Instructions to follow -
Find each line containing the string "many". Copy it.

Records provided -
============
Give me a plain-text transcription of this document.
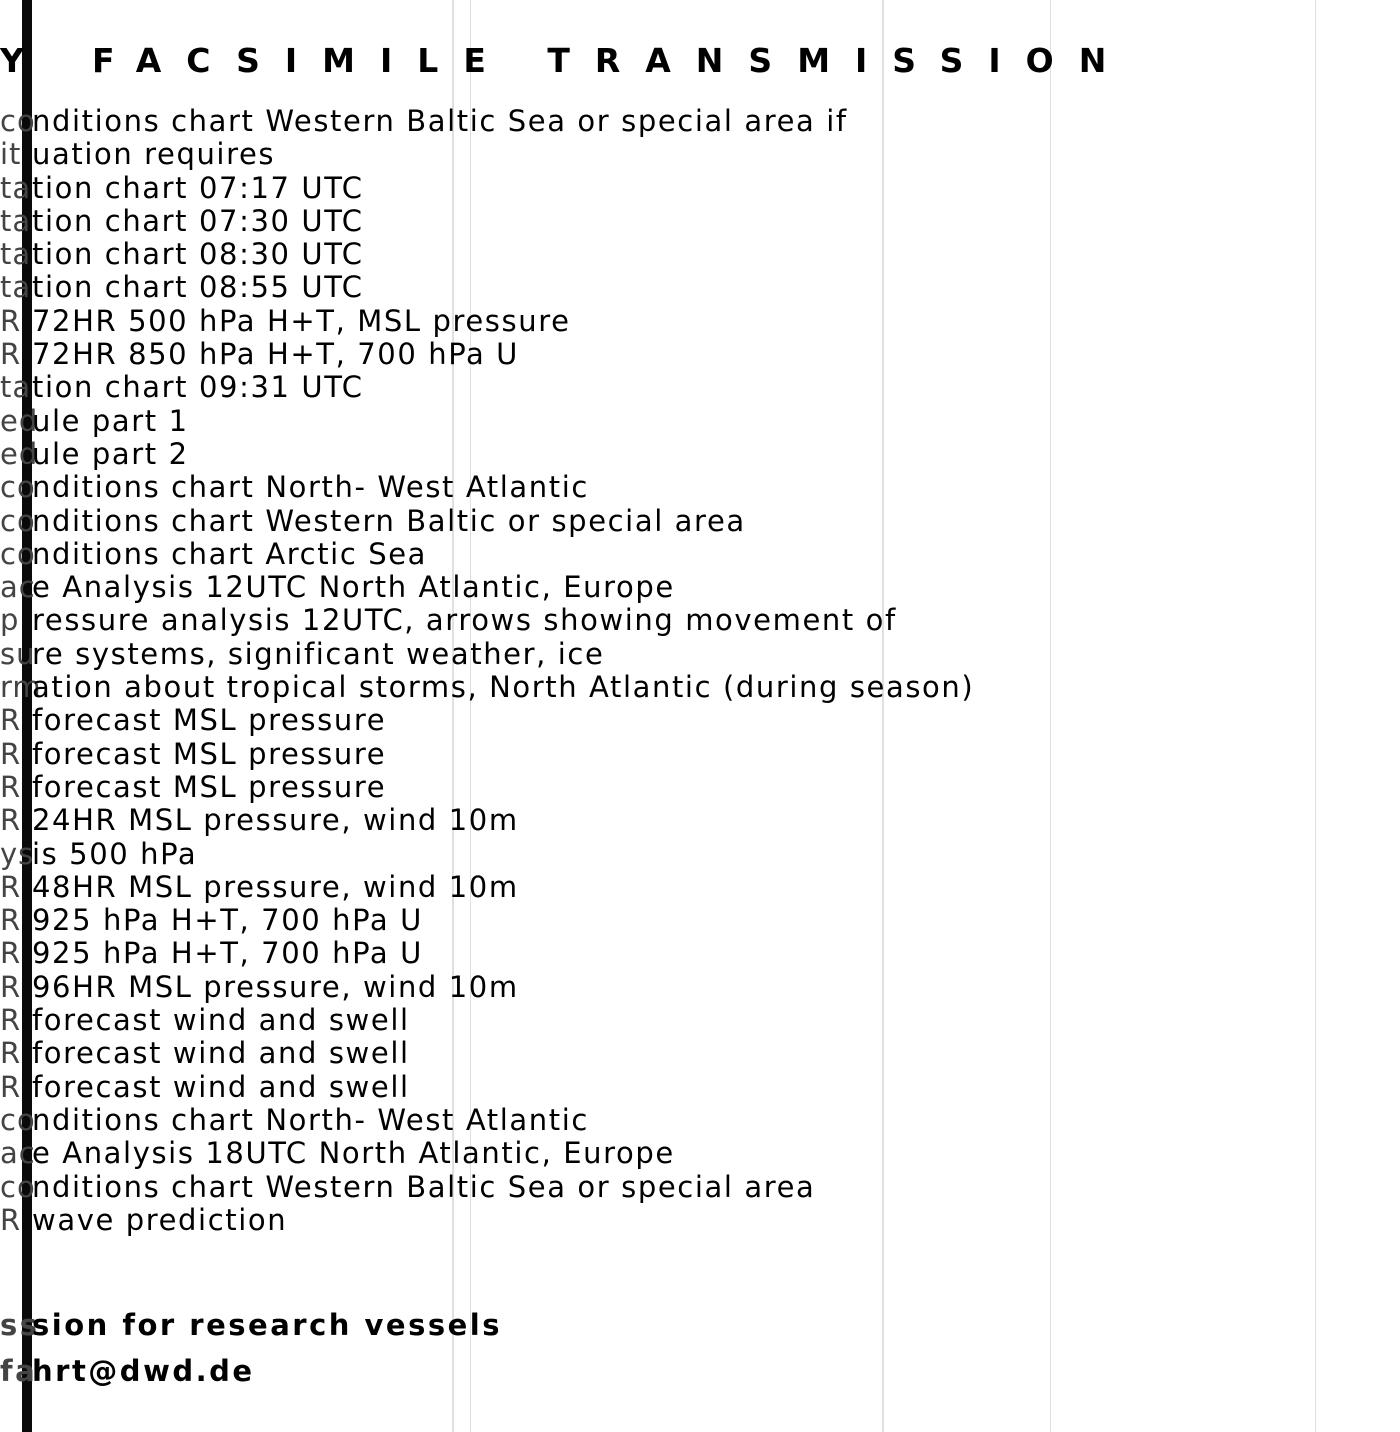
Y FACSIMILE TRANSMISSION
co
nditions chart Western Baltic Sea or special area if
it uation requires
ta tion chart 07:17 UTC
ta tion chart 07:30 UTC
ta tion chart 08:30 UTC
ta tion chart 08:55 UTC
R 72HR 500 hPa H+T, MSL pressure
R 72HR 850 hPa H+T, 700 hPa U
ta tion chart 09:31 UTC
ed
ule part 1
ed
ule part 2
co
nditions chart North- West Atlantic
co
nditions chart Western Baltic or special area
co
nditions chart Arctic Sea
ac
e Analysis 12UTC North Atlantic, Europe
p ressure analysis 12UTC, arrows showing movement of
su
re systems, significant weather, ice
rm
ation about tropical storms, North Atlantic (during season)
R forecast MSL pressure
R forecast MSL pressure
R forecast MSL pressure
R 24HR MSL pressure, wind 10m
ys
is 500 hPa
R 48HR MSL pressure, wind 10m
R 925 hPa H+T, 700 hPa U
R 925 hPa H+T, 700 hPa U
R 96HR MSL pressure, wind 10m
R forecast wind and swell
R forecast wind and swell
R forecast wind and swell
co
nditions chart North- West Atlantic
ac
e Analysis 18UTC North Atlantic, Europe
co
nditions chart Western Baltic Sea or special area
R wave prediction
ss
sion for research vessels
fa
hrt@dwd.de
============
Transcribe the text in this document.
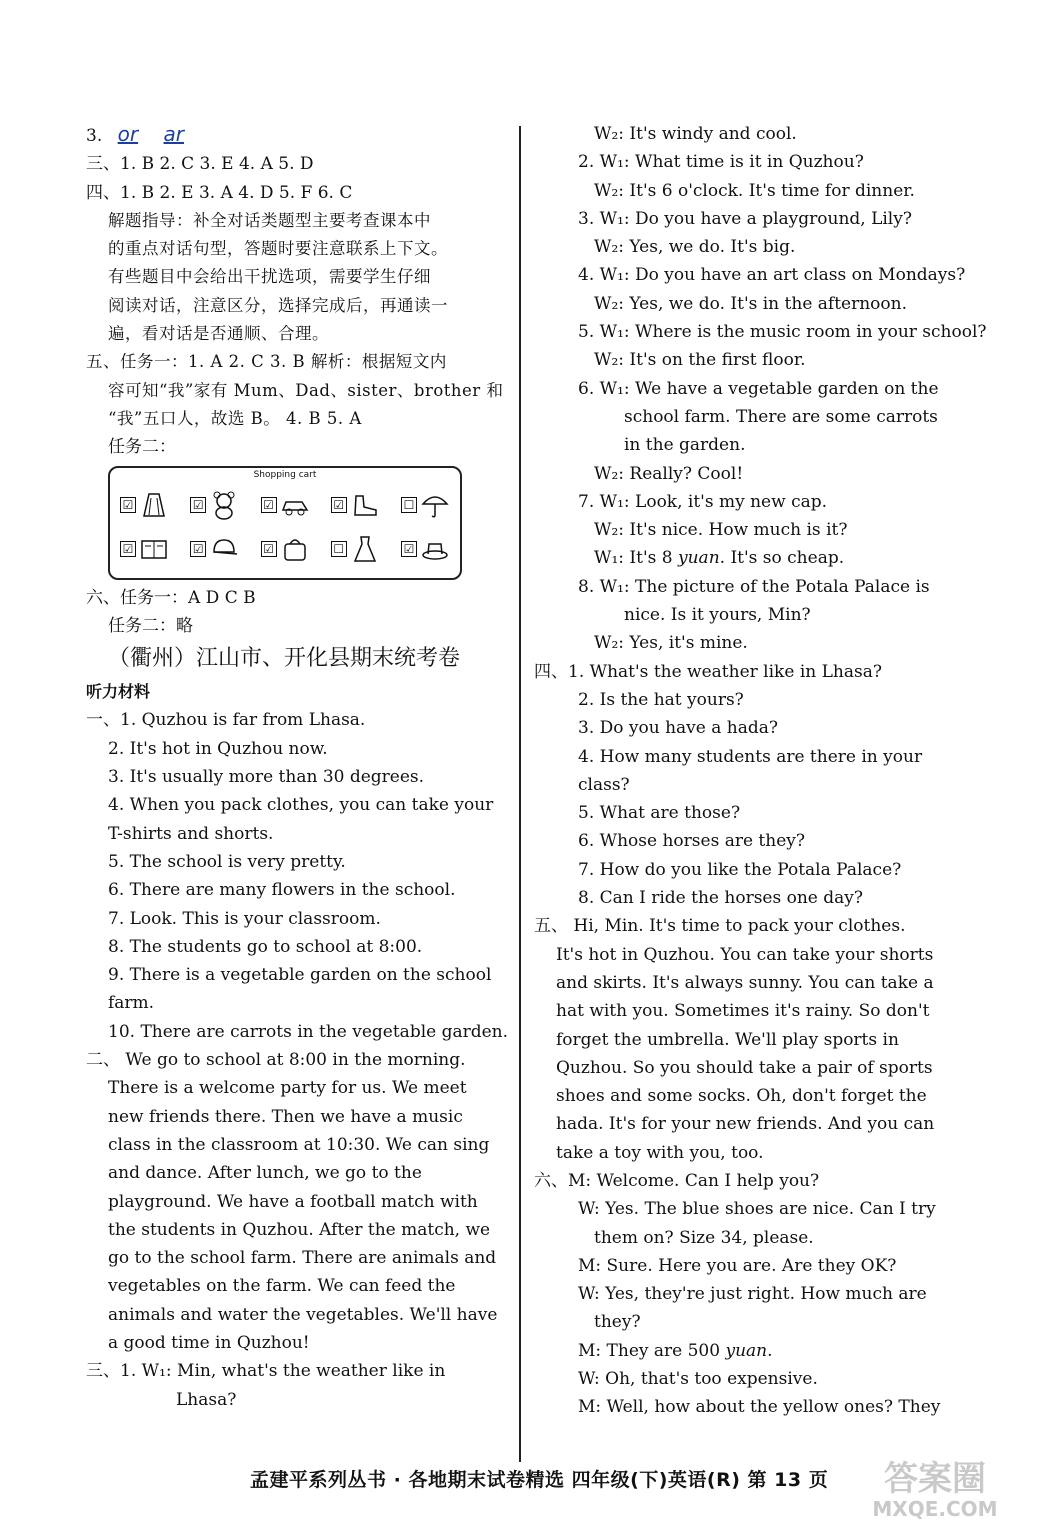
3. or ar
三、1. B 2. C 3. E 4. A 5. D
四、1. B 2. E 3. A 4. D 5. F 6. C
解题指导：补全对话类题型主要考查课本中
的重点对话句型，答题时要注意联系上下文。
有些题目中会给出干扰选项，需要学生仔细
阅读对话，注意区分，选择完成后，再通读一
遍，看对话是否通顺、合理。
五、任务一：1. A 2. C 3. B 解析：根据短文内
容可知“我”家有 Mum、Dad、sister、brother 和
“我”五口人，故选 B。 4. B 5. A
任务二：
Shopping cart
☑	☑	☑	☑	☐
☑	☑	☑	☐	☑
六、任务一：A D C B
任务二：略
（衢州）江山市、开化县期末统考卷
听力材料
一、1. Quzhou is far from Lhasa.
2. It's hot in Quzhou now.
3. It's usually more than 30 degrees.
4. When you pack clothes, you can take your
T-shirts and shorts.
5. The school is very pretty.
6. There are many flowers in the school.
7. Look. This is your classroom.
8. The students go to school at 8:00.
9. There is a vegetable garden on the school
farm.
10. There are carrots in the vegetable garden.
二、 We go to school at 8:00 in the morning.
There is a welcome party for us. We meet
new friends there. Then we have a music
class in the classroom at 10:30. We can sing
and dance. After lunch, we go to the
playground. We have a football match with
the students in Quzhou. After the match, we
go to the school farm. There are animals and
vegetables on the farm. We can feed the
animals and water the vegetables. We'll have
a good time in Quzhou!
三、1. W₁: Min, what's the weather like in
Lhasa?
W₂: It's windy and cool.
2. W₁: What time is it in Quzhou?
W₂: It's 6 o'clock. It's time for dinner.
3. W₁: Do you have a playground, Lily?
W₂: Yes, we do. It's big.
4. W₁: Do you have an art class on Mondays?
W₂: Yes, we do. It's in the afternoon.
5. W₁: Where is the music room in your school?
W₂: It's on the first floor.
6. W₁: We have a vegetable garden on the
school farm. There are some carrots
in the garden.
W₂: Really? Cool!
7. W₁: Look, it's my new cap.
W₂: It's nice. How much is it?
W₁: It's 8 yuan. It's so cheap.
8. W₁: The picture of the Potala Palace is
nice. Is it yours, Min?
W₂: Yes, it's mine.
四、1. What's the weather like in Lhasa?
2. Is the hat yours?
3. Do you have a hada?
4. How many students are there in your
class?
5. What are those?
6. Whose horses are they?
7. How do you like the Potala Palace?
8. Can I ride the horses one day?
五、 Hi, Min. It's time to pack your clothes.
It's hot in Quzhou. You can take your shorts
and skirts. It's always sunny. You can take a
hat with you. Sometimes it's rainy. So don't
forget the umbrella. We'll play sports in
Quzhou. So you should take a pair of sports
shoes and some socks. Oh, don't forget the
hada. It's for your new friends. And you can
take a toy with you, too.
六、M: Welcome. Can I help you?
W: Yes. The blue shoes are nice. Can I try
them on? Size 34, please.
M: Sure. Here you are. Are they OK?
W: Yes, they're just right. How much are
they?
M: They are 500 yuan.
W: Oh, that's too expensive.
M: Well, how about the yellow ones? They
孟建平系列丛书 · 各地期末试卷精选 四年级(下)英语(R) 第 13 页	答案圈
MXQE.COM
============
Answer for this exercise -
6. There are many flowers in the school.
4. How many students are there in your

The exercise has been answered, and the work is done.